(What you need to do): Using the entries that follow, count the lines containing the word "text" and give that number by itself.

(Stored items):

○ ○ ○ ○

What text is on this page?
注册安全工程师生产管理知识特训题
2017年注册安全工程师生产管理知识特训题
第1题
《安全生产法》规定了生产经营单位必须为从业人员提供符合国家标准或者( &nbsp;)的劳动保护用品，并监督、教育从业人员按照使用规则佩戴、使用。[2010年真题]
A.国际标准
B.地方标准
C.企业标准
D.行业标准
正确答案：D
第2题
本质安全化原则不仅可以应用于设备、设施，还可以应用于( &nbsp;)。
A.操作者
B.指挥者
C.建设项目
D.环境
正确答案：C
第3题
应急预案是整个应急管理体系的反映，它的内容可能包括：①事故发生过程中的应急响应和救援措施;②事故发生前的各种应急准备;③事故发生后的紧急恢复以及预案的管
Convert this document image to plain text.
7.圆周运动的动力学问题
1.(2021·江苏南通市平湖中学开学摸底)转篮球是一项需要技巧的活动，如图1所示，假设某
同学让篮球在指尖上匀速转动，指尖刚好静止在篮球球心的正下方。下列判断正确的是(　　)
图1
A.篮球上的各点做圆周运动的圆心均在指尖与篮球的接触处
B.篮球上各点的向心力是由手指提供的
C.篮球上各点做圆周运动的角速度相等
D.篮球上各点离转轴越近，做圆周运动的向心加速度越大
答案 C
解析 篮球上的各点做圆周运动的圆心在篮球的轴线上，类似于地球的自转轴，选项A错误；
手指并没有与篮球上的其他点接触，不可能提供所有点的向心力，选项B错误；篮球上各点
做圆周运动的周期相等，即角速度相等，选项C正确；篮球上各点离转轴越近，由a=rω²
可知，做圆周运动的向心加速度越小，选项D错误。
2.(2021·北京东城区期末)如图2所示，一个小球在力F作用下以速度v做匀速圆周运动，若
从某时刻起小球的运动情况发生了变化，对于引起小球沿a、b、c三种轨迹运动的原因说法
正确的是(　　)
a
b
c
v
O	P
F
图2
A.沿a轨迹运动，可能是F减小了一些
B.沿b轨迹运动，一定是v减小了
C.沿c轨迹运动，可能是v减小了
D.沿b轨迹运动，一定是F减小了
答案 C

○ ○ ○ ○

(Task answer): 2